> GIVEN INSTRUCTION
Say how many lines of the material below contain the word "仅选取编辑图层", with no other words.

[Dataset rows]
☆ ☆ ☆ ☆

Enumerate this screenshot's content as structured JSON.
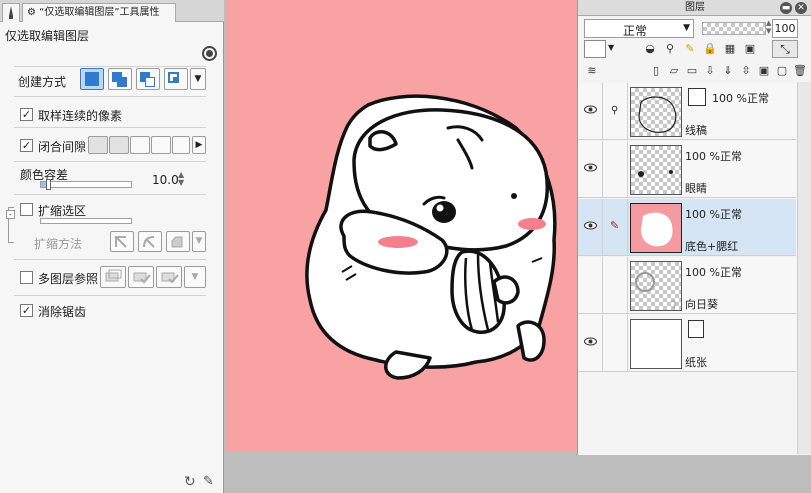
{
  "tool_panel": {
    "tab_label": "“仅选取编辑图层”工具属性",
    "title": "仅选取编辑图层",
    "create_mode_label": "创建方式",
    "sample_contiguous_label": "取样连续的像素",
    "close_gap_label": "闭合间隙",
    "color_tolerance_label": "颜色容差",
    "color_tolerance_value": "10.0",
    "expand_selection_label": "扩缩选区",
    "expand_method_label": "扩缩方法",
    "multi_layer_ref_label": "多图层参照",
    "antialias_label": "消除锯齿",
    "sample_contiguous_checked": "✓",
    "close_gap_checked": "✓",
    "antialias_checked": "✓",
    "color_tolerance_level": 0.05
  },
  "layer_panel": {
    "title": "图层",
    "blend_mode": "正常",
    "opacity_value": "100",
    "layers": [
      {
        "opacity": "100 %正常",
        "name": "线稿"
      },
      {
        "opacity": "100 %正常",
        "name": "眼睛"
      },
      {
        "opacity": "100 %正常",
        "name": "底色+腮红"
      },
      {
        "opacity": "100 %正常",
        "name": "向日葵"
      },
      {
        "opacity": "",
        "name": "纸张"
      }
    ]
  },
  "colors": {
    "canvas_bg": "#f9a2a4",
    "selected_layer": "#d5e5f4",
    "accent": "#2f7bd0"
  }
}
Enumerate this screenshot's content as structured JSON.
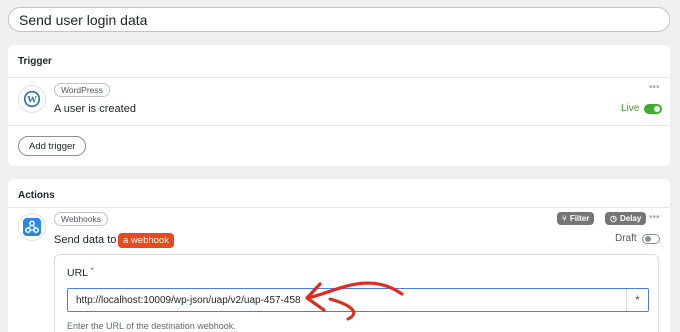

☆ ☆ ☆ ☆

> THE SOLUTION
2